-- START OF PROVIDED RECORDS --
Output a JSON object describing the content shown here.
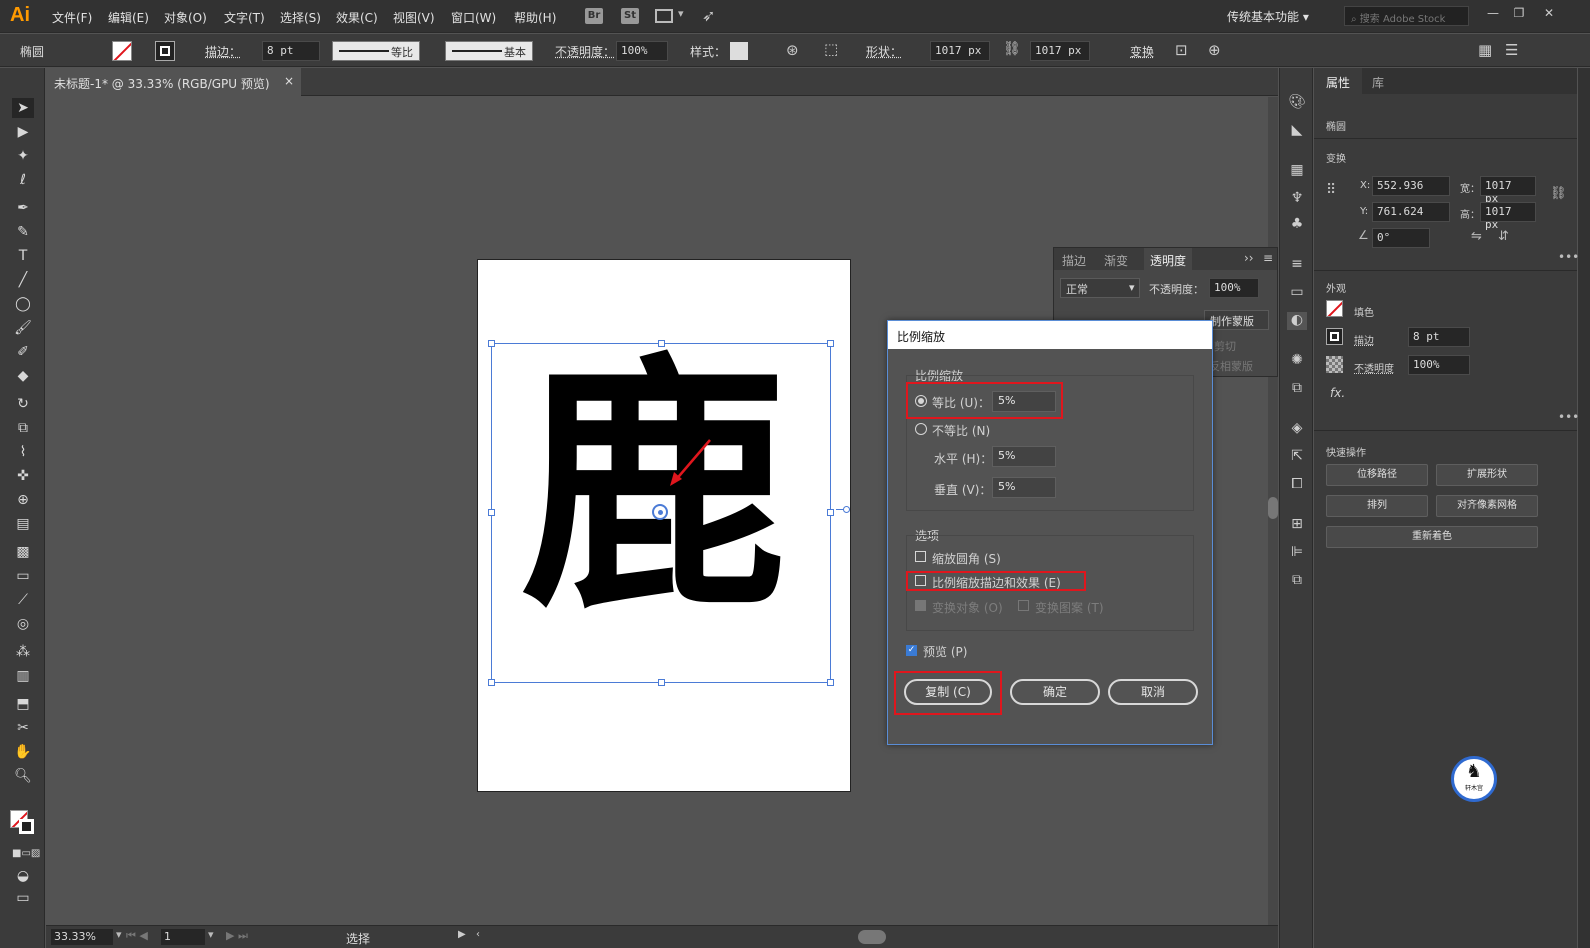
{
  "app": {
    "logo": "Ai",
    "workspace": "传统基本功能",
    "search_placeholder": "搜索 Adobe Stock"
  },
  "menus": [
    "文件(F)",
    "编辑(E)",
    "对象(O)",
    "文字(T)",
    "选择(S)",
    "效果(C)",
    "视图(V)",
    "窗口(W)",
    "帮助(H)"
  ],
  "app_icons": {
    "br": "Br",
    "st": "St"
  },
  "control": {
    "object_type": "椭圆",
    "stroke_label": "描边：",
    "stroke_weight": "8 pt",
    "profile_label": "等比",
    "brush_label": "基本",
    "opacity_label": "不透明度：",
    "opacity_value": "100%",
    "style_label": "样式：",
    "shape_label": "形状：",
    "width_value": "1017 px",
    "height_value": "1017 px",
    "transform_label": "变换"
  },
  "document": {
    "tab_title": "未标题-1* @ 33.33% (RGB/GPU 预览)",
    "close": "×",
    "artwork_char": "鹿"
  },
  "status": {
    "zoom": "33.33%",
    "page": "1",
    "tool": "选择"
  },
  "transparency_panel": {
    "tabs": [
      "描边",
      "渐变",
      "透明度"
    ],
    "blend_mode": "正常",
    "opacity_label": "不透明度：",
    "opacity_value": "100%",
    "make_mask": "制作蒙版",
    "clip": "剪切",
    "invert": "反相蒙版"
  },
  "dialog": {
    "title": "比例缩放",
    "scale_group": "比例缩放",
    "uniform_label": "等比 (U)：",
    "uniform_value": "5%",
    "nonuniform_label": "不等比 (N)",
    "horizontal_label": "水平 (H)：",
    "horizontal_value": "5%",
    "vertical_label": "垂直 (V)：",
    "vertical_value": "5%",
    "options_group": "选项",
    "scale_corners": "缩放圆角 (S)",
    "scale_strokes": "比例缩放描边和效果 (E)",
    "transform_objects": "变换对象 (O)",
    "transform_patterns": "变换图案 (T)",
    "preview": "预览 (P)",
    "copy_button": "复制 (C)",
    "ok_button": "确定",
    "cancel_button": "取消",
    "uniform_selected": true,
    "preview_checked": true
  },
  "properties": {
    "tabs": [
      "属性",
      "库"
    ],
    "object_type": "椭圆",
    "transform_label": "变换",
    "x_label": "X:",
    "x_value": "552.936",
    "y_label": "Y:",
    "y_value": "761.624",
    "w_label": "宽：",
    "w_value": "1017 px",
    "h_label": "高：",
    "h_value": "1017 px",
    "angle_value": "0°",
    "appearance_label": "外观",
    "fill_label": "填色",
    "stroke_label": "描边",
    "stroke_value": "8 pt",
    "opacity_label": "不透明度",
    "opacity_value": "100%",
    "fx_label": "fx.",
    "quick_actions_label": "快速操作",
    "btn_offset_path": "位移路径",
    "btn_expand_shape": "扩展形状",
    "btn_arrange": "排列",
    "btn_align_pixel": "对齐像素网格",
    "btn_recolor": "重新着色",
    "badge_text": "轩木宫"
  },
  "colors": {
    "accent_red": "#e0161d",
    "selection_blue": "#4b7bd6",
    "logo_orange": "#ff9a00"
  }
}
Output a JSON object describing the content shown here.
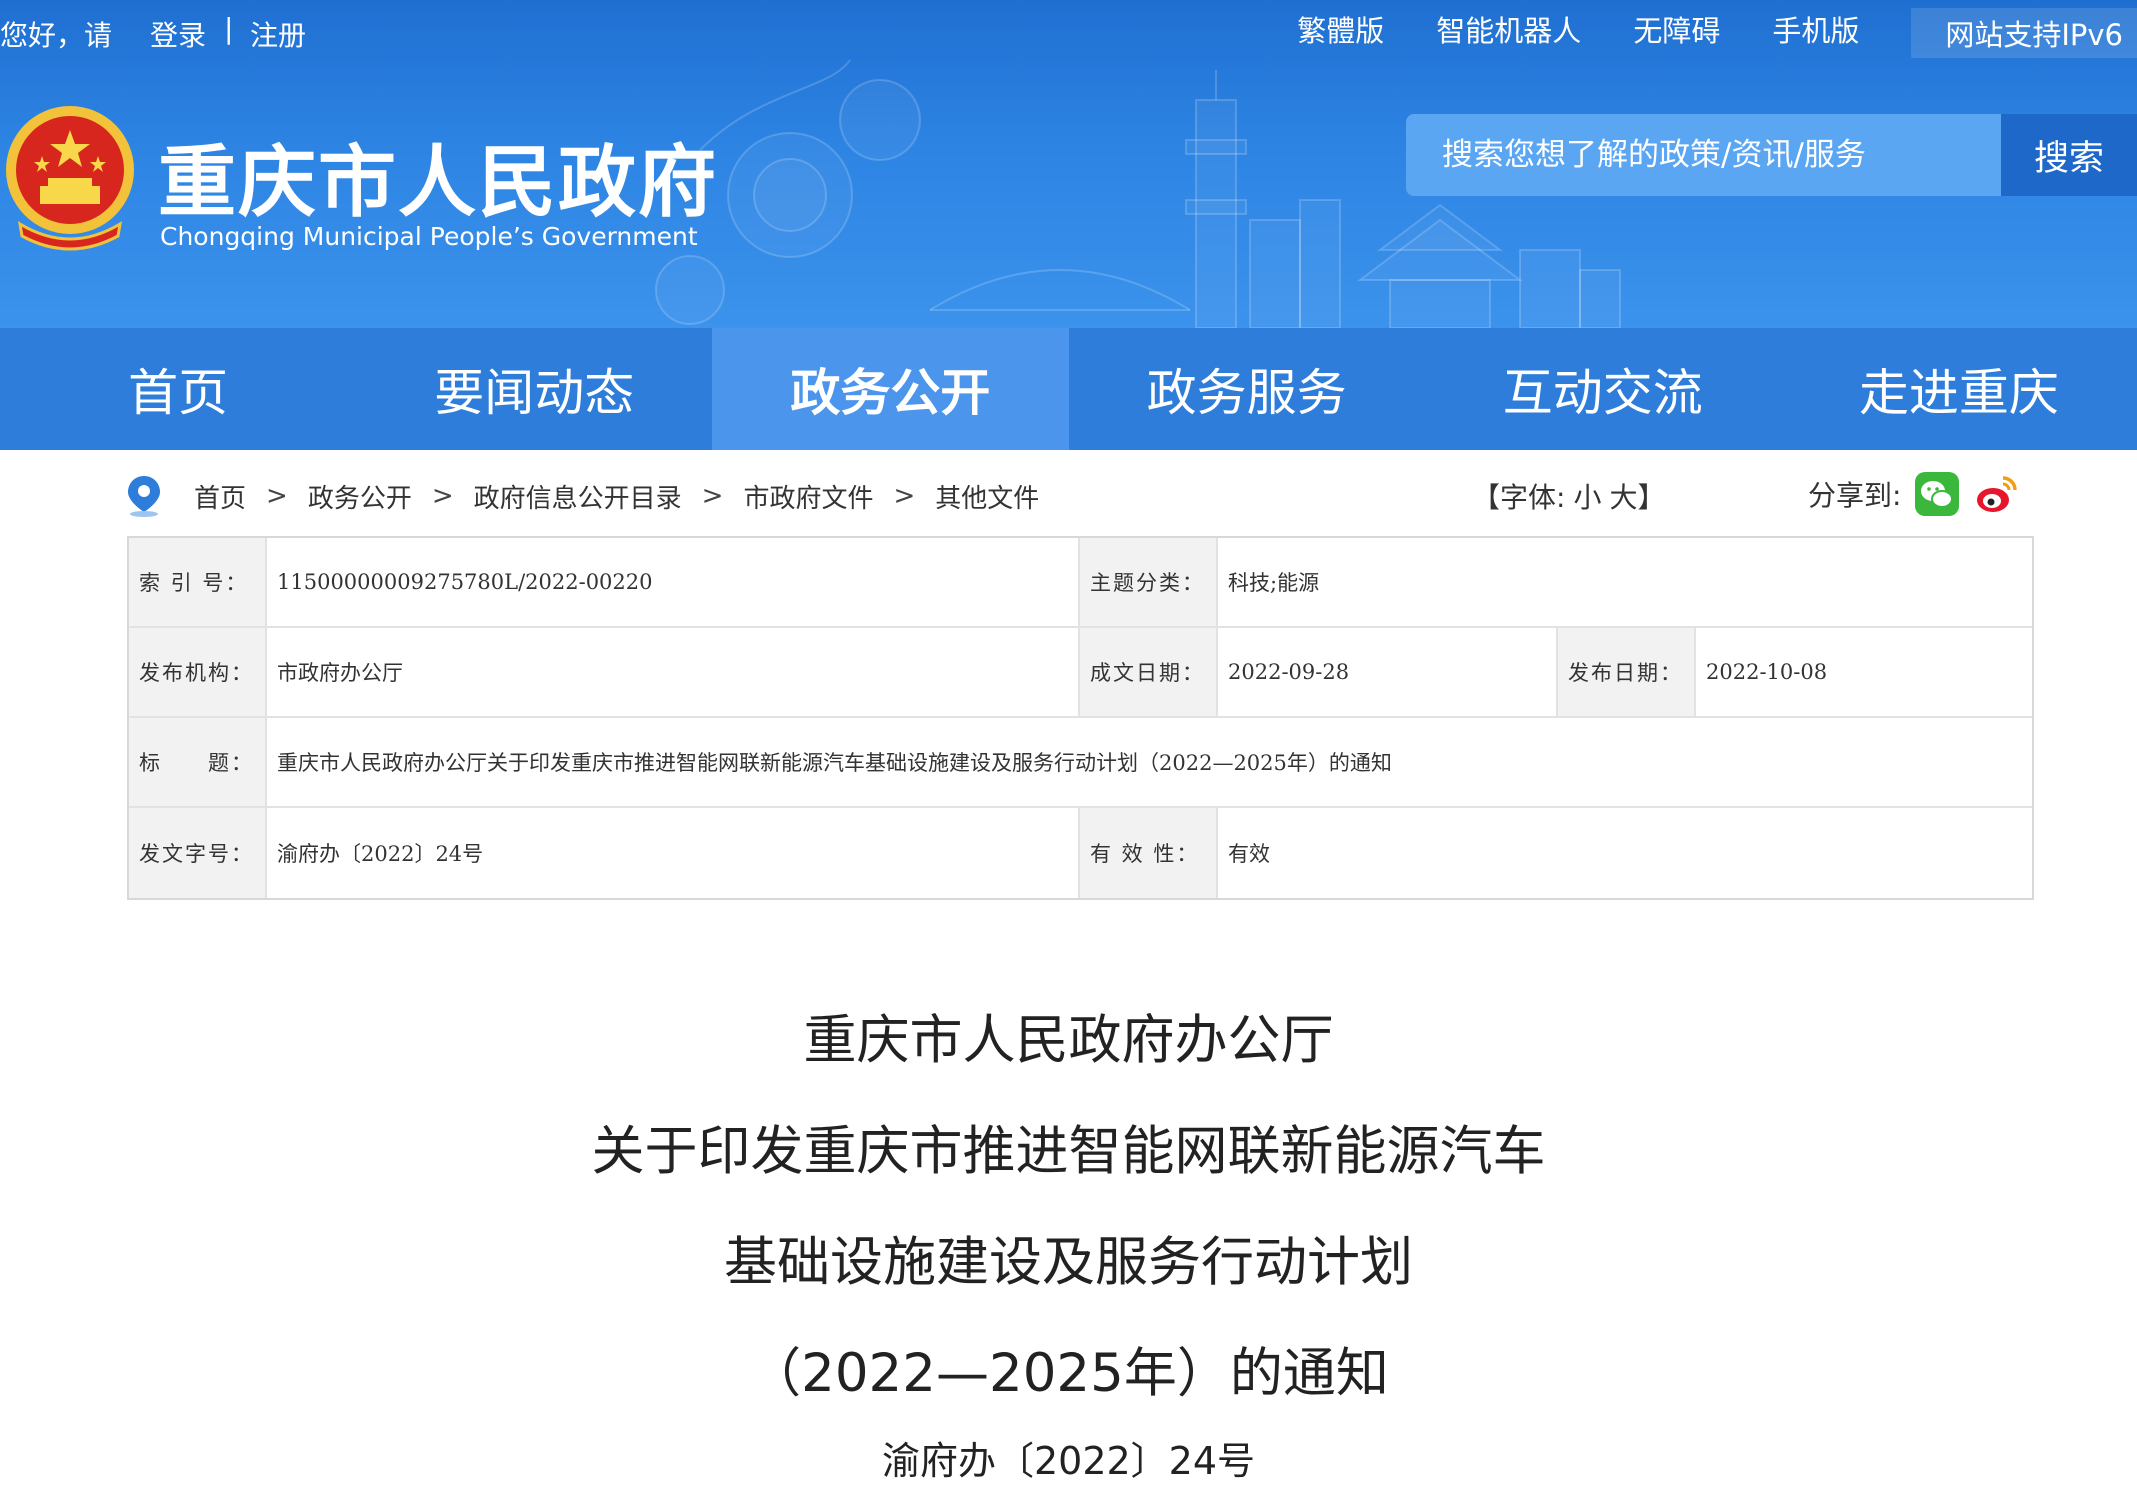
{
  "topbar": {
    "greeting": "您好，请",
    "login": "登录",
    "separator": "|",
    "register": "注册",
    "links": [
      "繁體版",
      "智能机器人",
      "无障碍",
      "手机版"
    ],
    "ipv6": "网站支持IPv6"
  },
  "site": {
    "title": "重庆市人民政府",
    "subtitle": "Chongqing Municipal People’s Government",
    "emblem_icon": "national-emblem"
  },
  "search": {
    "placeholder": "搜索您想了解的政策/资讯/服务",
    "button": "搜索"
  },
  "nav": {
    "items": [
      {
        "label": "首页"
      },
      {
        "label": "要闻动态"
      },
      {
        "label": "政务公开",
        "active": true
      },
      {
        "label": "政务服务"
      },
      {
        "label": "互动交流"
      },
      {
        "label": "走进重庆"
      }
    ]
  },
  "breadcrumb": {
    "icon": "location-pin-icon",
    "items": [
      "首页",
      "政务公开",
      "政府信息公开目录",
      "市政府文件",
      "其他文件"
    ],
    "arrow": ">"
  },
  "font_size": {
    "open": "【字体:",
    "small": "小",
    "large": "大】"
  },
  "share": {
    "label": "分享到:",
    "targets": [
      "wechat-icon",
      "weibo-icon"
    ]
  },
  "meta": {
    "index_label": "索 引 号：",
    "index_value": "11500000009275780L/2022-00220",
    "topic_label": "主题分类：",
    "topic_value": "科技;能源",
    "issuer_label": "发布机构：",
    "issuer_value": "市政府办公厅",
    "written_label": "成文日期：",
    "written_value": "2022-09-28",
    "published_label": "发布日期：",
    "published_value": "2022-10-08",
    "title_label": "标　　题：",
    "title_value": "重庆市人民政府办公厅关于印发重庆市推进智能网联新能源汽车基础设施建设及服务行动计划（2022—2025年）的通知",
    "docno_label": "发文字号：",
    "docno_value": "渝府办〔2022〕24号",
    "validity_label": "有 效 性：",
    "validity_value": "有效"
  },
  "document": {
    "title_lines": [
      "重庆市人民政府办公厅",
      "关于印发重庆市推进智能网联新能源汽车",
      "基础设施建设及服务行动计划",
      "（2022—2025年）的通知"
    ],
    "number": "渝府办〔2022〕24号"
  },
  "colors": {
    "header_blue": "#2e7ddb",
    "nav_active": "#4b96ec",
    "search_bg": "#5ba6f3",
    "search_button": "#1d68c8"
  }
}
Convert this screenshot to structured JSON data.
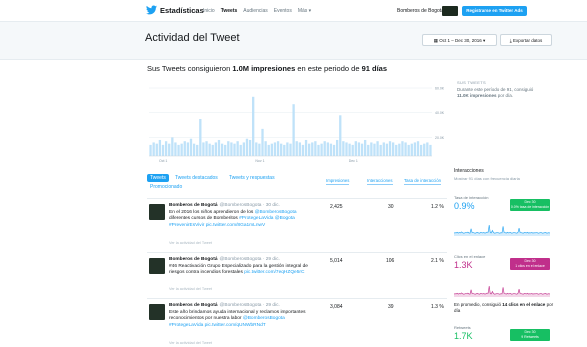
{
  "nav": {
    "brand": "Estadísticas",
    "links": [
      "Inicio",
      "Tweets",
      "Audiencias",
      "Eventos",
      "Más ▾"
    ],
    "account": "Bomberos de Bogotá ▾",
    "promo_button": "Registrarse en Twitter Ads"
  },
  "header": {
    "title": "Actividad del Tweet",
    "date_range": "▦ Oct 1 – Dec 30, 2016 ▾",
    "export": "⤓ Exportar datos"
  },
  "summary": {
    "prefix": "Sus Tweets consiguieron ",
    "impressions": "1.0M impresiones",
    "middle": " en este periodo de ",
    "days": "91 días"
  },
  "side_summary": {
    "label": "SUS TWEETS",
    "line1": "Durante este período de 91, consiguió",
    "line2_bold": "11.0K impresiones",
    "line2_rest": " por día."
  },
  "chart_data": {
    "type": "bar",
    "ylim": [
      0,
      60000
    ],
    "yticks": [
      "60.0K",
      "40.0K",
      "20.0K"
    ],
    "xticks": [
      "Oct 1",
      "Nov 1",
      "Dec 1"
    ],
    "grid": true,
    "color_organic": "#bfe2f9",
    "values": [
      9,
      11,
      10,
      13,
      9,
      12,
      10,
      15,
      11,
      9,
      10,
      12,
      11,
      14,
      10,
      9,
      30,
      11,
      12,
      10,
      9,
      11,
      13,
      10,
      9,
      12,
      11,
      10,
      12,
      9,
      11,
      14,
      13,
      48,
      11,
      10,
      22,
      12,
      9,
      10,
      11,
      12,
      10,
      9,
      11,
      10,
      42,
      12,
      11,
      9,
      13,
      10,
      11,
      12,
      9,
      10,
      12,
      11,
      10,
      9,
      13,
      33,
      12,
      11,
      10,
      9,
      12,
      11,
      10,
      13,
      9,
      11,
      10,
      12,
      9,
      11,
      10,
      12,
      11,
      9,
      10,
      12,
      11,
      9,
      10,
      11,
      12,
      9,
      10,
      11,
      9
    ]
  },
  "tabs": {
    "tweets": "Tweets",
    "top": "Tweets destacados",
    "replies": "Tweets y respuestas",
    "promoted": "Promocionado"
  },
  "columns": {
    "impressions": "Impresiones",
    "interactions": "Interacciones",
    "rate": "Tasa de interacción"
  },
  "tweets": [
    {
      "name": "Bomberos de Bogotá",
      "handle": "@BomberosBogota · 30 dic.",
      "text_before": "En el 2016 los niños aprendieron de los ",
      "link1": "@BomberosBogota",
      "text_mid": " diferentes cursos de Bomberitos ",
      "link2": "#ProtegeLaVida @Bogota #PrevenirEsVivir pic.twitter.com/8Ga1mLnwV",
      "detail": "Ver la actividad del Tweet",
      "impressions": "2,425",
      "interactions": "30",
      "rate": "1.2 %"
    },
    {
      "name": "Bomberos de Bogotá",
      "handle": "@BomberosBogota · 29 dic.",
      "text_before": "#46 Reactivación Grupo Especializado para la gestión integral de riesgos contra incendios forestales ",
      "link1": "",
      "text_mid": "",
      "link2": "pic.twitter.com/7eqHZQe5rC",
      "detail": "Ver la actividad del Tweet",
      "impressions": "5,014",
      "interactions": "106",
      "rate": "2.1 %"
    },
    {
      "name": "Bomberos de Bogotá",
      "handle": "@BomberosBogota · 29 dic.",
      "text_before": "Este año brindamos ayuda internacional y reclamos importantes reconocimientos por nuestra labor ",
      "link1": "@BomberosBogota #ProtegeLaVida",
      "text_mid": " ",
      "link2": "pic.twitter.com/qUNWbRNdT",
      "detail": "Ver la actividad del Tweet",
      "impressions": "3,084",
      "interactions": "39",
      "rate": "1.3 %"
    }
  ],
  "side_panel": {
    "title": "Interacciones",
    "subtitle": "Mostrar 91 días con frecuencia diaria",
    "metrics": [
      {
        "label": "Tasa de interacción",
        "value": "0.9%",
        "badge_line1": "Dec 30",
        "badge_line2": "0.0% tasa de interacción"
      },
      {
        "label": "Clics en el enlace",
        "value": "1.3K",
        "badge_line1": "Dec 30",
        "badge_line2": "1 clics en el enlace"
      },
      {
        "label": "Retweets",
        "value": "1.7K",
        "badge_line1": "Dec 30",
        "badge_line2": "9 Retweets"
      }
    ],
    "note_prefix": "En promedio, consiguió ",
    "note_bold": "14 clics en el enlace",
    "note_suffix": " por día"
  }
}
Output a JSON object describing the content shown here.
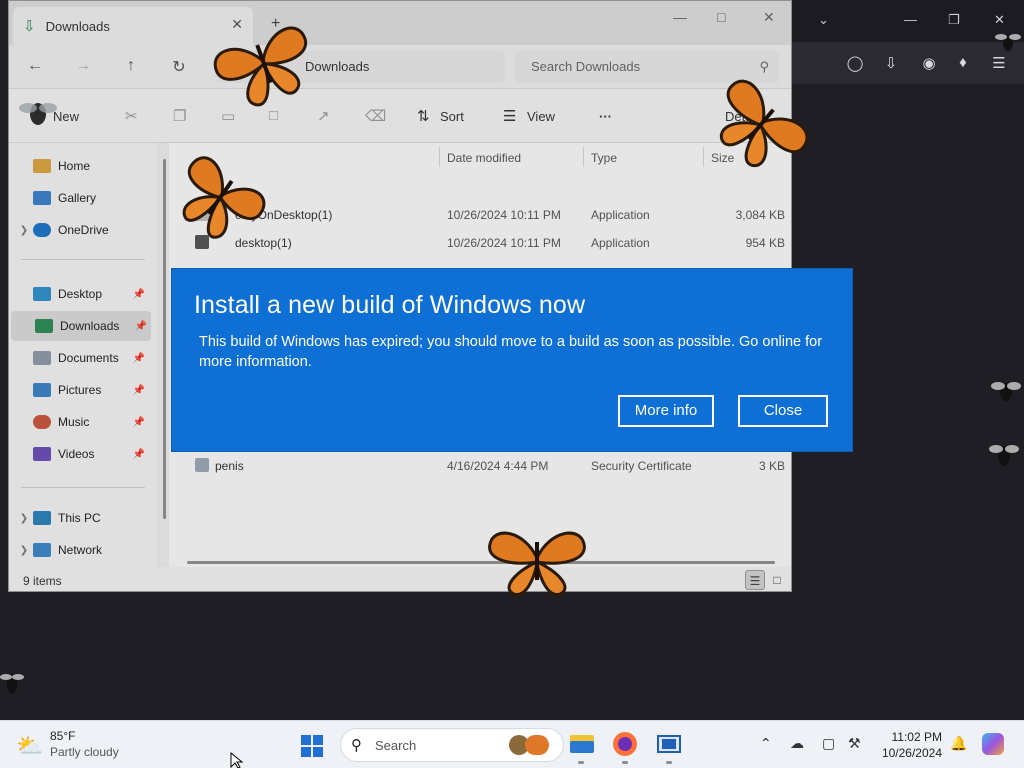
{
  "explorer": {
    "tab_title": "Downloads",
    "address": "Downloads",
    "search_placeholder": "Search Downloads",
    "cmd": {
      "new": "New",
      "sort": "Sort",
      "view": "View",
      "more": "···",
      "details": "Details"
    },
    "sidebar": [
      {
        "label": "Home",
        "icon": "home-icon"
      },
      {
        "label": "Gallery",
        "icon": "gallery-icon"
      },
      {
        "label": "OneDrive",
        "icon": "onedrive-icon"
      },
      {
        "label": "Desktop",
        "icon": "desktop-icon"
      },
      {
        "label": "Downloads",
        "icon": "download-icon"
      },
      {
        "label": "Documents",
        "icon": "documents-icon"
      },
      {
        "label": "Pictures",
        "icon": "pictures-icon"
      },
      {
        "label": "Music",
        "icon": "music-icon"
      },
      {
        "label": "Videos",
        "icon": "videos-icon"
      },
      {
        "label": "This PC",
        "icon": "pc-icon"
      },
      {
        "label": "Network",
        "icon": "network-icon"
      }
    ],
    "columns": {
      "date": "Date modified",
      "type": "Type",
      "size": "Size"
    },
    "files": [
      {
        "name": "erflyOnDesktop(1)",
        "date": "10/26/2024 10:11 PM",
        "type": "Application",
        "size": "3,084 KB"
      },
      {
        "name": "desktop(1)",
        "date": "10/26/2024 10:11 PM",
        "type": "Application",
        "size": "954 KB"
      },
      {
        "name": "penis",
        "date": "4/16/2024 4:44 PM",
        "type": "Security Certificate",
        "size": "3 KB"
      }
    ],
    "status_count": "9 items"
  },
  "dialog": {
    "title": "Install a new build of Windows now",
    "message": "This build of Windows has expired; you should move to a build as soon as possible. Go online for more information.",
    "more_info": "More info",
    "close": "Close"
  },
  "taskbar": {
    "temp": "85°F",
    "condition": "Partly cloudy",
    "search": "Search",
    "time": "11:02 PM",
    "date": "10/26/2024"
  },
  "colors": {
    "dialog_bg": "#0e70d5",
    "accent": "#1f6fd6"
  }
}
-- END OF PROVIDED RECORDS --
* TASK DIRECTIONS
Write down the number of lines where the word "Interacciones" appears, and nothing further.

* THE ANSWER
2